RECORDS SHOWN:
* * *

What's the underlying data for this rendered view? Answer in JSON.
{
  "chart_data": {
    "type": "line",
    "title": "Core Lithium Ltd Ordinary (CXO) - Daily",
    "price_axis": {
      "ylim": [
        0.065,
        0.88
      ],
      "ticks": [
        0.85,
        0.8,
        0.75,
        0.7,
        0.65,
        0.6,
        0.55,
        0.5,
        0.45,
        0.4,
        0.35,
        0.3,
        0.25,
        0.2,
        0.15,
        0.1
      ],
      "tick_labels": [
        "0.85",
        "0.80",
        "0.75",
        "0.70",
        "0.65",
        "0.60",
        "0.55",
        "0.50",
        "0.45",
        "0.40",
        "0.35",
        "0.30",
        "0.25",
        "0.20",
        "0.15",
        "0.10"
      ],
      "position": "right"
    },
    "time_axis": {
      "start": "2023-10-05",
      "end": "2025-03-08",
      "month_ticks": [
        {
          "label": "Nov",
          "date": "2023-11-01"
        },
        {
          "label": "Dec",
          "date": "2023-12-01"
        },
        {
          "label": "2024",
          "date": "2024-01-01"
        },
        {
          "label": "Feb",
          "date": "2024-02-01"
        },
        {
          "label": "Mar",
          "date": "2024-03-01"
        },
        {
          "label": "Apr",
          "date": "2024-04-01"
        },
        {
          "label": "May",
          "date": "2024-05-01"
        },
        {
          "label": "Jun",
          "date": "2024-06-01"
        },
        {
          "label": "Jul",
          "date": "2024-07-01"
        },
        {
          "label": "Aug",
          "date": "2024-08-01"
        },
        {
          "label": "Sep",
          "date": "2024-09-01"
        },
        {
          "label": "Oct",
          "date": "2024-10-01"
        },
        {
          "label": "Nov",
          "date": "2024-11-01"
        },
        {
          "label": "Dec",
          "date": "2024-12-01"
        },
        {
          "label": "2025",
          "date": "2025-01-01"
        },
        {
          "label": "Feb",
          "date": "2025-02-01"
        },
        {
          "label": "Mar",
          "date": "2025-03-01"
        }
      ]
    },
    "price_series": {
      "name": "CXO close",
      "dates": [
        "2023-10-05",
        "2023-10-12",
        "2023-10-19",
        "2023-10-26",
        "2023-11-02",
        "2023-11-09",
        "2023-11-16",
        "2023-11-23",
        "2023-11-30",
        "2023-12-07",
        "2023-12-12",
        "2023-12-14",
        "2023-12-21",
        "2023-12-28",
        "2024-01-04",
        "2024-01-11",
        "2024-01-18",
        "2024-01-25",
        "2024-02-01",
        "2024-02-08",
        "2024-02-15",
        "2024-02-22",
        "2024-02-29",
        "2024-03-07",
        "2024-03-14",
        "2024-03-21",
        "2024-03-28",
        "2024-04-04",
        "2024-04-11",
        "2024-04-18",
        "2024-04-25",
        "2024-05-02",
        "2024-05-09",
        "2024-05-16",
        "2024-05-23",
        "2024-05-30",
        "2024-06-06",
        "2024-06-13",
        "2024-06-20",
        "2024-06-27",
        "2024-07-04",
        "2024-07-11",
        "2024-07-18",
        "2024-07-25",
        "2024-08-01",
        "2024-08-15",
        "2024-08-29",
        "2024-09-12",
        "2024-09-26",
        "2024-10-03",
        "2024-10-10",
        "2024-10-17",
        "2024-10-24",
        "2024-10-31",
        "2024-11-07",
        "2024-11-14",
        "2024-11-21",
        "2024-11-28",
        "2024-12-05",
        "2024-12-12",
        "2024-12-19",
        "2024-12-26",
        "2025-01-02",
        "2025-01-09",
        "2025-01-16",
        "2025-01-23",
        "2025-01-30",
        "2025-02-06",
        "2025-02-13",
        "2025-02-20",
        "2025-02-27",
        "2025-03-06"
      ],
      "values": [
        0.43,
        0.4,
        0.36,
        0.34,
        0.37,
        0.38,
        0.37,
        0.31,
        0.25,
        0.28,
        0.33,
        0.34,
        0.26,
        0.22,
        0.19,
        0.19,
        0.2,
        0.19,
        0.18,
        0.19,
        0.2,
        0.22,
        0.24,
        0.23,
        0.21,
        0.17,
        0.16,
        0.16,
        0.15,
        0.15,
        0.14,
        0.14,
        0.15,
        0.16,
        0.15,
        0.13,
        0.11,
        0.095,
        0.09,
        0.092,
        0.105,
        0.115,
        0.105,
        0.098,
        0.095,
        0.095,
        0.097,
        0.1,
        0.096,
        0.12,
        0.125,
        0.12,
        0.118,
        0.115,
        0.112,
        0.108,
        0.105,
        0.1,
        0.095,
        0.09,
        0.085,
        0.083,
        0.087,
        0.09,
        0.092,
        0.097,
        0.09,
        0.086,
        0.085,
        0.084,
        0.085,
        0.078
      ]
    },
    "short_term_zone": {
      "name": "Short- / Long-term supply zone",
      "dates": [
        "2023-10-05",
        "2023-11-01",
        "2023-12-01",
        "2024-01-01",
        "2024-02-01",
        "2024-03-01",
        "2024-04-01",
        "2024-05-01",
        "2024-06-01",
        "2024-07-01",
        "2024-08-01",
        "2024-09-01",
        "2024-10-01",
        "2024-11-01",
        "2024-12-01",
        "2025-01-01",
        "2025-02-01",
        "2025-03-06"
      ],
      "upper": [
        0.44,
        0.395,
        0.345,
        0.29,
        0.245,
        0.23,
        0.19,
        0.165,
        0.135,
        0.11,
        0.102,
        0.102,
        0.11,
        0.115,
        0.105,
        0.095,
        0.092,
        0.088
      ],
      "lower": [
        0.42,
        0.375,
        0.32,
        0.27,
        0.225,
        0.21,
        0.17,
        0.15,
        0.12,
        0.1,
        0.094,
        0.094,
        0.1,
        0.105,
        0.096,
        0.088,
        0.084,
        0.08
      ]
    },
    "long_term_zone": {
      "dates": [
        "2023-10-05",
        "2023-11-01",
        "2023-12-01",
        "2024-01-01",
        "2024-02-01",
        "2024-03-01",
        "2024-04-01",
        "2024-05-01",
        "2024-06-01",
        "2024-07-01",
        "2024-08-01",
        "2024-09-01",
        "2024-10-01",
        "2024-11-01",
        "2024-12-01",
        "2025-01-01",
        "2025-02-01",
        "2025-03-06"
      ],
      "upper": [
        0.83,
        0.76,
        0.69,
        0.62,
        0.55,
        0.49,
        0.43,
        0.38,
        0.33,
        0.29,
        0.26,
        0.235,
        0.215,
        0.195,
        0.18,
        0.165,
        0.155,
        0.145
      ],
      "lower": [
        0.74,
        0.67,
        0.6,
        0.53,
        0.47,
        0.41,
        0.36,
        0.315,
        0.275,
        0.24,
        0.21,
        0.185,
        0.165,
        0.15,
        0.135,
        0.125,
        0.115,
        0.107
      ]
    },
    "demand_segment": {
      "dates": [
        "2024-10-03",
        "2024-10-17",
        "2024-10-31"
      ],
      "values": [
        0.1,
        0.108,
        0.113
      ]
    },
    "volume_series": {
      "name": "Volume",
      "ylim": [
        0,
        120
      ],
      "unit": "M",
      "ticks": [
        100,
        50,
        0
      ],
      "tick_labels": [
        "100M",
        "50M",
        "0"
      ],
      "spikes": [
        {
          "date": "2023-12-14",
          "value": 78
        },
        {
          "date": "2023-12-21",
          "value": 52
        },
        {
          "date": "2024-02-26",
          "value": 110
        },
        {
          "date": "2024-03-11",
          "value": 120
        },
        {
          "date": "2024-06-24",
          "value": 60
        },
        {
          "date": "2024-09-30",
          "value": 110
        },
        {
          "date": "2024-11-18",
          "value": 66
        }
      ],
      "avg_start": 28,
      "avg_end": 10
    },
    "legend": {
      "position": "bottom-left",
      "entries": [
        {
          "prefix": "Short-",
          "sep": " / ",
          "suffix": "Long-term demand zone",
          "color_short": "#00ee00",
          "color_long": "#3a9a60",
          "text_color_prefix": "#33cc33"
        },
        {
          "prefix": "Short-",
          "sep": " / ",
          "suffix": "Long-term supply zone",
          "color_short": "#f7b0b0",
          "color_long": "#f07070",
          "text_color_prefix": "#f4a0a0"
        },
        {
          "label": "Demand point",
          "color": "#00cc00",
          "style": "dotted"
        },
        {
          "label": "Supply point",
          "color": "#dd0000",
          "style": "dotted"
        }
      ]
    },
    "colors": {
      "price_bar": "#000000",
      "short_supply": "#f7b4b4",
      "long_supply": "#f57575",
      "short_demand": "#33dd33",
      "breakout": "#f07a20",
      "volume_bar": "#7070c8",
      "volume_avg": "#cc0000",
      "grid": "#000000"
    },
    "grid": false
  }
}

* * *

STATED GOAL: Filter the listing above by the word "point"; copy each line that passes.

THE REPLY:
          "label": "Demand point",
          "label": "Supply point",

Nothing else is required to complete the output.